::: Task material :::

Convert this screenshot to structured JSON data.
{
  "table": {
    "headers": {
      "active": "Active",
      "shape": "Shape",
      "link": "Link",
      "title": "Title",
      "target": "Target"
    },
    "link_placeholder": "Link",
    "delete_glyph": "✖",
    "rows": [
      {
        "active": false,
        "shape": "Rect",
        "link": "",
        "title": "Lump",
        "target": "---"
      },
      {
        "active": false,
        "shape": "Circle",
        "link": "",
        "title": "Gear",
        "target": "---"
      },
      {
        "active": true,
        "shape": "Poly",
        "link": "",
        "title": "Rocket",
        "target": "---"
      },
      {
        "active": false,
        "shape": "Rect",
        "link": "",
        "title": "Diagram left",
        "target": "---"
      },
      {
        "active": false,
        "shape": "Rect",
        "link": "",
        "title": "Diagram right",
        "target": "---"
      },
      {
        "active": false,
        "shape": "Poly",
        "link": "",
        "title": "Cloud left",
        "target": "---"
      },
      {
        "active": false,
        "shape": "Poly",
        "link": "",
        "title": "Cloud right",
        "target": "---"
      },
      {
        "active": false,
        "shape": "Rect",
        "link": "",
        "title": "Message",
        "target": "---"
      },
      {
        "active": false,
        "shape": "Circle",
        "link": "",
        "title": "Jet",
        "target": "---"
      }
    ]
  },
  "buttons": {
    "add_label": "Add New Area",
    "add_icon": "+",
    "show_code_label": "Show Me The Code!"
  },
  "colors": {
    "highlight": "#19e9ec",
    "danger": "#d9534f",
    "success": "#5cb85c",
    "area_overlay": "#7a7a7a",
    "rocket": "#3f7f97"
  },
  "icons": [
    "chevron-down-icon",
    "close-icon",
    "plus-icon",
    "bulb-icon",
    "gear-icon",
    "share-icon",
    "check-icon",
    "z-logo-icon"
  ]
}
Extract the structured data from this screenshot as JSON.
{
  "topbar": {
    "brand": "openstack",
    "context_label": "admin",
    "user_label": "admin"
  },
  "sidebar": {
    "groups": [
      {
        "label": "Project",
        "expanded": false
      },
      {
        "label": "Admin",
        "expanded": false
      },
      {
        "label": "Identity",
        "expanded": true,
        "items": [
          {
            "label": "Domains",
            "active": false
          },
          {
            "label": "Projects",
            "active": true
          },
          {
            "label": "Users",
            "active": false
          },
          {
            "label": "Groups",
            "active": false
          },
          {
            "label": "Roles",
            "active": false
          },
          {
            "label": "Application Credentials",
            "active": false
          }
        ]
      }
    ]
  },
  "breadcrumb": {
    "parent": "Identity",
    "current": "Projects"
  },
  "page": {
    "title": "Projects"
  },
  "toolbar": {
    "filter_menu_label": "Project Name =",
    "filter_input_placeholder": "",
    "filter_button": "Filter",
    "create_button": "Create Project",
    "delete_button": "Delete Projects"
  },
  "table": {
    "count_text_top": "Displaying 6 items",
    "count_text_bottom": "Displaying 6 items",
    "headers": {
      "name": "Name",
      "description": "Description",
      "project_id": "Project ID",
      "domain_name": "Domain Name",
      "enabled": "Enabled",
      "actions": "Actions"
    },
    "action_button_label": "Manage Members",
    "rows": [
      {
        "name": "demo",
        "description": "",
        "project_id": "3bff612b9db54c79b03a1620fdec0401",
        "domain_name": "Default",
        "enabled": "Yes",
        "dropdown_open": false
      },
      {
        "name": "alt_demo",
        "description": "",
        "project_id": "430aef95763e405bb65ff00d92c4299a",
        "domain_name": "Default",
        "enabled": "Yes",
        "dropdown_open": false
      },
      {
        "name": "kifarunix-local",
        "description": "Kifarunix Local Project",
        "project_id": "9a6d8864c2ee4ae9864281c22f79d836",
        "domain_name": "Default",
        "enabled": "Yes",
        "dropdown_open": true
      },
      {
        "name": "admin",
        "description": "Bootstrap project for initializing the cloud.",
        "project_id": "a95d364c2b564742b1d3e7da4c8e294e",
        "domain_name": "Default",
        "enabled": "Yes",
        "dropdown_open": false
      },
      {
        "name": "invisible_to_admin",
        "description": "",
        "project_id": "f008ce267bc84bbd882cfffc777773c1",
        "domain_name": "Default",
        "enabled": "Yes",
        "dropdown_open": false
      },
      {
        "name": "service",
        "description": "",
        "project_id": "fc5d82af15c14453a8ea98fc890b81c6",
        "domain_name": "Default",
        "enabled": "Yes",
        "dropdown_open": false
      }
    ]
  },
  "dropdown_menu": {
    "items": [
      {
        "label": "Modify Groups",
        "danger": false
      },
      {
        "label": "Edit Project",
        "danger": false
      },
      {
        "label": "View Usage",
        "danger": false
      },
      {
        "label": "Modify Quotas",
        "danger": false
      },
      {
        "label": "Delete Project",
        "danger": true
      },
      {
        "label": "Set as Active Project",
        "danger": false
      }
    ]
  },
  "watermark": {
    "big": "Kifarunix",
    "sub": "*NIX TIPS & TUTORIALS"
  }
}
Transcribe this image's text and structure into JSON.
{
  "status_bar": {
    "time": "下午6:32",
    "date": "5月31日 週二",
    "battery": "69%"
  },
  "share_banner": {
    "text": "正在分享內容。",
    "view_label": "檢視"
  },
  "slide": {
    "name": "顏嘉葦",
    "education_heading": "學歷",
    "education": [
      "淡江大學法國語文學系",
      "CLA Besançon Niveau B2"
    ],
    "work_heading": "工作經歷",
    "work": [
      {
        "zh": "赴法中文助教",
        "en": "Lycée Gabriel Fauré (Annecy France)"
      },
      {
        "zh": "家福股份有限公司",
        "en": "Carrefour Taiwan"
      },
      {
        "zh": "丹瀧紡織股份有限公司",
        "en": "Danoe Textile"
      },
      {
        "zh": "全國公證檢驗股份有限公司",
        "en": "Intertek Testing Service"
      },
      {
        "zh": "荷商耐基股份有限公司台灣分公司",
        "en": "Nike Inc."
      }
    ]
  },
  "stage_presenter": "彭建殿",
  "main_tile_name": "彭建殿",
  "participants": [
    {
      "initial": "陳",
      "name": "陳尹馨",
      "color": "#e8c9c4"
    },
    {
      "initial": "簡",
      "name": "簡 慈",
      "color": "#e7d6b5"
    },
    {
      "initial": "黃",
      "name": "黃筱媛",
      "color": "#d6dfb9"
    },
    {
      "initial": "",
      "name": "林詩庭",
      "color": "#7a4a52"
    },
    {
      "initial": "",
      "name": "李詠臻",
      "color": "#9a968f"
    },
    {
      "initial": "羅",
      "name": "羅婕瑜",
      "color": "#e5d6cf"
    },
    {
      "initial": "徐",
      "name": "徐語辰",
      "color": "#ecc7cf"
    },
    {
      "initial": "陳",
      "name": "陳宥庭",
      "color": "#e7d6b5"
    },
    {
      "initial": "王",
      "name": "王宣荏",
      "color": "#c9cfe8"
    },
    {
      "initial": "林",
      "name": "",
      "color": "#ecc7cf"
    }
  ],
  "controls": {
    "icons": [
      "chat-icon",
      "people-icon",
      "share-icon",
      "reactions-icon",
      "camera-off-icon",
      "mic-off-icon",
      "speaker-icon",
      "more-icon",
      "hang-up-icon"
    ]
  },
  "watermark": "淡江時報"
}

:::

• _Aim of the exercise_:
Report every line in the data above in which the word "right" appears.

• _Task answer_:
        "title": "Diagram right",
        "title": "Cloud right",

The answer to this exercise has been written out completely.